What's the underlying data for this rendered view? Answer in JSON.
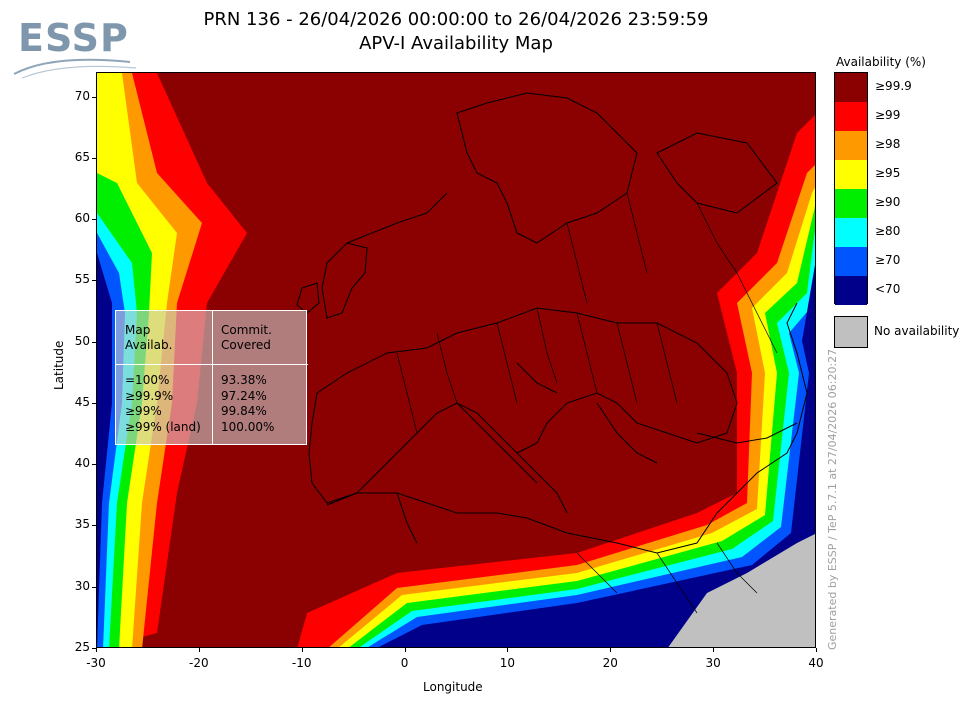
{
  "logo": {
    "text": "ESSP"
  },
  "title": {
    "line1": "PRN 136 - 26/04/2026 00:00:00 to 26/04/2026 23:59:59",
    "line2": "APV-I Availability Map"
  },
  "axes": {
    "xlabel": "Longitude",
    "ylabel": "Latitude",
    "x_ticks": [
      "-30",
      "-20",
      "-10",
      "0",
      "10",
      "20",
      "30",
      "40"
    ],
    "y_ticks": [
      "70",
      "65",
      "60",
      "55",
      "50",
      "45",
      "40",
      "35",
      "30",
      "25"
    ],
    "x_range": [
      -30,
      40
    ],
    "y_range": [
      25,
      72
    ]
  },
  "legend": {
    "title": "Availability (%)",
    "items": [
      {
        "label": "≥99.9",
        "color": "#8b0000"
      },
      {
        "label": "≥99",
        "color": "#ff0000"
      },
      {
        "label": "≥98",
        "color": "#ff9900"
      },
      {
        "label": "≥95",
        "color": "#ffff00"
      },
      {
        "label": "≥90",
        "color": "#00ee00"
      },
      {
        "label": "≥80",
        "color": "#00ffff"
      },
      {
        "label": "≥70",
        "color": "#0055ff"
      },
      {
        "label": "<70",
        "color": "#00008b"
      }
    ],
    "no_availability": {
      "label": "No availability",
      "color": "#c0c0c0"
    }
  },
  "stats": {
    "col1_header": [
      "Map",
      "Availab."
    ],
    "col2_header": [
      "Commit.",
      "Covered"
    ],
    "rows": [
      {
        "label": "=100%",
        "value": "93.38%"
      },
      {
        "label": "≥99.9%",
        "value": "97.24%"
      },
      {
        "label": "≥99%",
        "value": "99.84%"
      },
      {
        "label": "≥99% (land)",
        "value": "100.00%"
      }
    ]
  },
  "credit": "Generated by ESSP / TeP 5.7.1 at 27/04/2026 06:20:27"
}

Task to carry out:
Reproduce the full material exactly, excluding the pictures.

Full response:
What's the underlying data for this rendered view? Answer in JSON.
{
  "logo": {
    "text": "ESSP"
  },
  "title": {
    "line1": "PRN 136 - 26/04/2026 00:00:00 to 26/04/2026 23:59:59",
    "line2": "APV-I Availability Map"
  },
  "axes": {
    "xlabel": "Longitude",
    "ylabel": "Latitude",
    "x_ticks": [
      "-30",
      "-20",
      "-10",
      "0",
      "10",
      "20",
      "30",
      "40"
    ],
    "y_ticks": [
      "70",
      "65",
      "60",
      "55",
      "50",
      "45",
      "40",
      "35",
      "30",
      "25"
    ],
    "x_range": [
      -30,
      40
    ],
    "y_range": [
      25,
      72
    ]
  },
  "legend": {
    "title": "Availability (%)",
    "items": [
      {
        "label": "≥99.9",
        "color": "#8b0000"
      },
      {
        "label": "≥99",
        "color": "#ff0000"
      },
      {
        "label": "≥98",
        "color": "#ff9900"
      },
      {
        "label": "≥95",
        "color": "#ffff00"
      },
      {
        "label": "≥90",
        "color": "#00ee00"
      },
      {
        "label": "≥80",
        "color": "#00ffff"
      },
      {
        "label": "≥70",
        "color": "#0055ff"
      },
      {
        "label": "<70",
        "color": "#00008b"
      }
    ],
    "no_availability": {
      "label": "No availability",
      "color": "#c0c0c0"
    }
  },
  "stats": {
    "col1_header": [
      "Map",
      "Availab."
    ],
    "col2_header": [
      "Commit.",
      "Covered"
    ],
    "rows": [
      {
        "label": "=100%",
        "value": "93.38%"
      },
      {
        "label": "≥99.9%",
        "value": "97.24%"
      },
      {
        "label": "≥99%",
        "value": "99.84%"
      },
      {
        "label": "≥99% (land)",
        "value": "100.00%"
      }
    ]
  },
  "credit": "Generated by ESSP / TeP 5.7.1 at 27/04/2026 06:20:27"
}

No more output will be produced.